● Goal: The records below should be written out again, exactly.

%%

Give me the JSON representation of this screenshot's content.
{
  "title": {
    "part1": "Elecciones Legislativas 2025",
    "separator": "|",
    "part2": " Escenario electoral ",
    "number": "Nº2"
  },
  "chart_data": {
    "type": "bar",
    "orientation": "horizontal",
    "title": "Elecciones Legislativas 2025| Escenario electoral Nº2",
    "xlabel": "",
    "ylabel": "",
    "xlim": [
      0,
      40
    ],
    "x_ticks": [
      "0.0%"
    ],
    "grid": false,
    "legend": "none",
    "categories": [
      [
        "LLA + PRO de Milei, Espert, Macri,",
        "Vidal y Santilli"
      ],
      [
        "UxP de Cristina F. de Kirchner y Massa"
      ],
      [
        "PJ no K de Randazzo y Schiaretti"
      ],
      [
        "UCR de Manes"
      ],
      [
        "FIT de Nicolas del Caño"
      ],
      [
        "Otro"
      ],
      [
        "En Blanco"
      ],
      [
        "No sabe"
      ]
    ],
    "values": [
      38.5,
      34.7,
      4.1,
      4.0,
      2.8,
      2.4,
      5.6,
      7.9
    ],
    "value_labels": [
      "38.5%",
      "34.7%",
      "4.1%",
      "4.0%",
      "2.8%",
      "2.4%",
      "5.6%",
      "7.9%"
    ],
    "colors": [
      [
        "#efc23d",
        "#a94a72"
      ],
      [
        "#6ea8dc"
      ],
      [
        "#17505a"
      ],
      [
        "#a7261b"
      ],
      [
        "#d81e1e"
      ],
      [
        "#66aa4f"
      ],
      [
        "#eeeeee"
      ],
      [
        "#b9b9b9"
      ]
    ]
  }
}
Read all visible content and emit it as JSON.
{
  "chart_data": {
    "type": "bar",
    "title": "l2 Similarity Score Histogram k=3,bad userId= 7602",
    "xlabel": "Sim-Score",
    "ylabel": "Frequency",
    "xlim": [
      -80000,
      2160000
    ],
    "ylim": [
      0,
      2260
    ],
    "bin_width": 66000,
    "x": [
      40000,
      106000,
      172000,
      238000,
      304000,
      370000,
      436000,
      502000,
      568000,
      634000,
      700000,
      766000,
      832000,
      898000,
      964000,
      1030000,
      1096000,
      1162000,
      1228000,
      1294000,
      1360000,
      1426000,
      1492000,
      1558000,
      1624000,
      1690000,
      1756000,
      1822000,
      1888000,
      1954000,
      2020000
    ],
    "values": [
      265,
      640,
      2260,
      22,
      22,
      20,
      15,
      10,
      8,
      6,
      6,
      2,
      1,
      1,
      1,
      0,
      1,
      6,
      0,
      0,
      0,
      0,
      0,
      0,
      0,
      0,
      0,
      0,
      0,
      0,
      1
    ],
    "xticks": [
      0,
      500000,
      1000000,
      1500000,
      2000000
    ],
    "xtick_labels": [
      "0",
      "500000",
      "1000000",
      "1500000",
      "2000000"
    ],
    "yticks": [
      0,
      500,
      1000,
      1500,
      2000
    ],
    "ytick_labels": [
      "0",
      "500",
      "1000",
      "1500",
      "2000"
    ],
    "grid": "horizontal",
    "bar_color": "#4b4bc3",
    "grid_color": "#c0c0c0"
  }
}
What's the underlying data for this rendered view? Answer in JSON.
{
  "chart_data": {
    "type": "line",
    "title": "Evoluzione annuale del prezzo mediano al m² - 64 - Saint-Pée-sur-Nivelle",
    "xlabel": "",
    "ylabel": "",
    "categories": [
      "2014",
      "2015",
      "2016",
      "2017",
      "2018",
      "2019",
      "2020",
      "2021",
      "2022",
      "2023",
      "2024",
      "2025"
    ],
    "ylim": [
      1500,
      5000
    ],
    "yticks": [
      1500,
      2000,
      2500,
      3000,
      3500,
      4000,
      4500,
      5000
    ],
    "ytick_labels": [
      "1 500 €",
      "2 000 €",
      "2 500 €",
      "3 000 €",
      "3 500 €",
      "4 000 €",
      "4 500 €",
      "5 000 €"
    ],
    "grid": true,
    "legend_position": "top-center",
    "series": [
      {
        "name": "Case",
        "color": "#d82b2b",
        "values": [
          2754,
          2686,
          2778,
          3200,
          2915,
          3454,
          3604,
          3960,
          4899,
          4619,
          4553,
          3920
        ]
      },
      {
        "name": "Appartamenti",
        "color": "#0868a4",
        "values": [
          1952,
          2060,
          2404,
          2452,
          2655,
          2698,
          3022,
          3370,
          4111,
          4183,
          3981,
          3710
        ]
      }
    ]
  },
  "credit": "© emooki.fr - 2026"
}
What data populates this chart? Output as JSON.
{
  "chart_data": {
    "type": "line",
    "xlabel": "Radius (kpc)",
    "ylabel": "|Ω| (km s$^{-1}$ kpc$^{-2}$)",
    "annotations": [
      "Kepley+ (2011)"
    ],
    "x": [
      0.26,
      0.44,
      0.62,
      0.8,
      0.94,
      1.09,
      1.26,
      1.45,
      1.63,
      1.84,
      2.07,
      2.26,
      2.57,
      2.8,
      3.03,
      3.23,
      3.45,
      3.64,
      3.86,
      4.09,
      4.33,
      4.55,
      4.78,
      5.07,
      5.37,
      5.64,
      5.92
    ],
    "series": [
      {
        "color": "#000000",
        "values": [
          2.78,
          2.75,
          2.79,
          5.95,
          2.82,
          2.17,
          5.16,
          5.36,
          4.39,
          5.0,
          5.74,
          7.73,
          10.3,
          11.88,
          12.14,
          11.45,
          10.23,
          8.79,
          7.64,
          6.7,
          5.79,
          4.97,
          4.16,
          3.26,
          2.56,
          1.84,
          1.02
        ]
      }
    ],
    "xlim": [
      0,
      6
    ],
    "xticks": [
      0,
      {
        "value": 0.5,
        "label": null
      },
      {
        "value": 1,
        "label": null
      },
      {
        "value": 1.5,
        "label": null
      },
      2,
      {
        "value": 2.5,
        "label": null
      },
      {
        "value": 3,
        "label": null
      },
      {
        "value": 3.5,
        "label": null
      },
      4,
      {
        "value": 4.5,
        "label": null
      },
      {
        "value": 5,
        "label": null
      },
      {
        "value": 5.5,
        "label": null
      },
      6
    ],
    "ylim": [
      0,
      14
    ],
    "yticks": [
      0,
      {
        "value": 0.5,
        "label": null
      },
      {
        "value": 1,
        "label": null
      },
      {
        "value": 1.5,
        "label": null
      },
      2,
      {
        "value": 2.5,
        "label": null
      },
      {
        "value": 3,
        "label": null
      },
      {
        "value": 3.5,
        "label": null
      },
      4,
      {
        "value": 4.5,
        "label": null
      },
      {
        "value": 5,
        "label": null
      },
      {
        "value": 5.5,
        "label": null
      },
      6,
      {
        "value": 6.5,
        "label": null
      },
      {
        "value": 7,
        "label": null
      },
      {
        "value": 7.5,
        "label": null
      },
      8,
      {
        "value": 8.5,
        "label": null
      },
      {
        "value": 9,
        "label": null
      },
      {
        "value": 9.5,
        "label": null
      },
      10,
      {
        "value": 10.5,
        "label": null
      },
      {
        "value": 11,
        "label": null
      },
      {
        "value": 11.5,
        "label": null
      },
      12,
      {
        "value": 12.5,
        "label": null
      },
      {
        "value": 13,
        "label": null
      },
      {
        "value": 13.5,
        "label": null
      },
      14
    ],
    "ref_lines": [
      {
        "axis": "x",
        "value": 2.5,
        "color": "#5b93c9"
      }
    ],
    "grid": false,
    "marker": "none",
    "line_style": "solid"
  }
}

%%

● Output for this exercise:
Give me the JSON representation of this screenshot's content.
{
  "title": {
    "part1": "Elecciones Legislativas 2025",
    "separator": "|",
    "part2": " Escenario electoral ",
    "number": "Nº2"
  },
  "chart_data": {
    "type": "bar",
    "orientation": "horizontal",
    "title": "Elecciones Legislativas 2025| Escenario electoral Nº2",
    "xlabel": "",
    "ylabel": "",
    "xlim": [
      0,
      40
    ],
    "x_ticks": [
      "0.0%"
    ],
    "grid": false,
    "legend": "none",
    "categories": [
      [
        "LLA + PRO de Milei, Espert, Macri,",
        "Vidal y Santilli"
      ],
      [
        "UxP de Cristina F. de Kirchner y Massa"
      ],
      [
        "PJ no K de Randazzo y Schiaretti"
      ],
      [
        "UCR de Manes"
      ],
      [
        "FIT de Nicolas del Caño"
      ],
      [
        "Otro"
      ],
      [
        "En Blanco"
      ],
      [
        "No sabe"
      ]
    ],
    "values": [
      38.5,
      34.7,
      4.1,
      4.0,
      2.8,
      2.4,
      5.6,
      7.9
    ],
    "value_labels": [
      "38.5%",
      "34.7%",
      "4.1%",
      "4.0%",
      "2.8%",
      "2.4%",
      "5.6%",
      "7.9%"
    ],
    "colors": [
      [
        "#efc23d",
        "#a94a72"
      ],
      [
        "#6ea8dc"
      ],
      [
        "#17505a"
      ],
      [
        "#a7261b"
      ],
      [
        "#d81e1e"
      ],
      [
        "#66aa4f"
      ],
      [
        "#eeeeee"
      ],
      [
        "#b9b9b9"
      ]
    ]
  }
}
Read all visible content and emit it as JSON.
{
  "chart_data": {
    "type": "bar",
    "title": "l2 Similarity Score Histogram k=3,bad userId= 7602",
    "xlabel": "Sim-Score",
    "ylabel": "Frequency",
    "xlim": [
      -80000,
      2160000
    ],
    "ylim": [
      0,
      2260
    ],
    "bin_width": 66000,
    "x": [
      40000,
      106000,
      172000,
      238000,
      304000,
      370000,
      436000,
      502000,
      568000,
      634000,
      700000,
      766000,
      832000,
      898000,
      964000,
      1030000,
      1096000,
      1162000,
      1228000,
      1294000,
      1360000,
      1426000,
      1492000,
      1558000,
      1624000,
      1690000,
      1756000,
      1822000,
      1888000,
      1954000,
      2020000
    ],
    "values": [
      265,
      640,
      2260,
      22,
      22,
      20,
      15,
      10,
      8,
      6,
      6,
      2,
      1,
      1,
      1,
      0,
      1,
      6,
      0,
      0,
      0,
      0,
      0,
      0,
      0,
      0,
      0,
      0,
      0,
      0,
      1
    ],
    "xticks": [
      0,
      500000,
      1000000,
      1500000,
      2000000
    ],
    "xtick_labels": [
      "0",
      "500000",
      "1000000",
      "1500000",
      "2000000"
    ],
    "yticks": [
      0,
      500,
      1000,
      1500,
      2000
    ],
    "ytick_labels": [
      "0",
      "500",
      "1000",
      "1500",
      "2000"
    ],
    "grid": "horizontal",
    "bar_color": "#4b4bc3",
    "grid_color": "#c0c0c0"
  }
}
What's the underlying data for this rendered view? Answer in JSON.
{
  "chart_data": {
    "type": "line",
    "title": "Evoluzione annuale del prezzo mediano al m² - 64 - Saint-Pée-sur-Nivelle",
    "xlabel": "",
    "ylabel": "",
    "categories": [
      "2014",
      "2015",
      "2016",
      "2017",
      "2018",
      "2019",
      "2020",
      "2021",
      "2022",
      "2023",
      "2024",
      "2025"
    ],
    "ylim": [
      1500,
      5000
    ],
    "yticks": [
      1500,
      2000,
      2500,
      3000,
      3500,
      4000,
      4500,
      5000
    ],
    "ytick_labels": [
      "1 500 €",
      "2 000 €",
      "2 500 €",
      "3 000 €",
      "3 500 €",
      "4 000 €",
      "4 500 €",
      "5 000 €"
    ],
    "grid": true,
    "legend_position": "top-center",
    "series": [
      {
        "name": "Case",
        "color": "#d82b2b",
        "values": [
          2754,
          2686,
          2778,
          3200,
          2915,
          3454,
          3604,
          3960,
          4899,
          4619,
          4553,
          3920
        ]
      },
      {
        "name": "Appartamenti",
        "color": "#0868a4",
        "values": [
          1952,
          2060,
          2404,
          2452,
          2655,
          2698,
          3022,
          3370,
          4111,
          4183,
          3981,
          3710
        ]
      }
    ]
  },
  "credit": "© emooki.fr - 2026"
}
What data populates this chart? Output as JSON.
{
  "chart_data": {
    "type": "line",
    "xlabel": "Radius (kpc)",
    "ylabel": "|Ω| (km s$^{-1}$ kpc$^{-2}$)",
    "annotations": [
      "Kepley+ (2011)"
    ],
    "x": [
      0.26,
      0.44,
      0.62,
      0.8,
      0.94,
      1.09,
      1.26,
      1.45,
      1.63,
      1.84,
      2.07,
      2.26,
      2.57,
      2.8,
      3.03,
      3.23,
      3.45,
      3.64,
      3.86,
      4.09,
      4.33,
      4.55,
      4.78,
      5.07,
      5.37,
      5.64,
      5.92
    ],
    "series": [
      {
        "color": "#000000",
        "values": [
          2.78,
          2.75,
          2.79,
          5.95,
          2.82,
          2.17,
          5.16,
          5.36,
          4.39,
          5.0,
          5.74,
          7.73,
          10.3,
          11.88,
          12.14,
          11.45,
          10.23,
          8.79,
          7.64,
          6.7,
          5.79,
          4.97,
          4.16,
          3.26,
          2.56,
          1.84,
          1.02
        ]
      }
    ],
    "xlim": [
      0,
      6
    ],
    "xticks": [
      0,
      {
        "value": 0.5,
        "label": null
      },
      {
        "value": 1,
        "label": null
      },
      {
        "value": 1.5,
        "label": null
      },
      2,
      {
        "value": 2.5,
        "label": null
      },
      {
        "value": 3,
        "label": null
      },
      {
        "value": 3.5,
        "label": null
      },
      4,
      {
        "value": 4.5,
        "label": null
      },
      {
        "value": 5,
        "label": null
      },
      {
        "value": 5.5,
        "label": null
      },
      6
    ],
    "ylim": [
      0,
      14
    ],
    "yticks": [
      0,
      {
        "value": 0.5,
        "label": null
      },
      {
        "value": 1,
        "label": null
      },
      {
        "value": 1.5,
        "label": null
      },
      2,
      {
        "value": 2.5,
        "label": null
      },
      {
        "value": 3,
        "label": null
      },
      {
        "value": 3.5,
        "label": null
      },
      4,
      {
        "value": 4.5,
        "label": null
      },
      {
        "value": 5,
        "label": null
      },
      {
        "value": 5.5,
        "label": null
      },
      6,
      {
        "value": 6.5,
        "label": null
      },
      {
        "value": 7,
        "label": null
      },
      {
        "value": 7.5,
        "label": null
      },
      8,
      {
        "value": 8.5,
        "label": null
      },
      {
        "value": 9,
        "label": null
      },
      {
        "value": 9.5,
        "label": null
      },
      10,
      {
        "value": 10.5,
        "label": null
      },
      {
        "value": 11,
        "label": null
      },
      {
        "value": 11.5,
        "label": null
      },
      12,
      {
        "value": 12.5,
        "label": null
      },
      {
        "value": 13,
        "label": null
      },
      {
        "value": 13.5,
        "label": null
      },
      14
    ],
    "ref_lines": [
      {
        "axis": "x",
        "value": 2.5,
        "color": "#5b93c9"
      }
    ],
    "grid": false,
    "marker": "none",
    "line_style": "solid"
  }
}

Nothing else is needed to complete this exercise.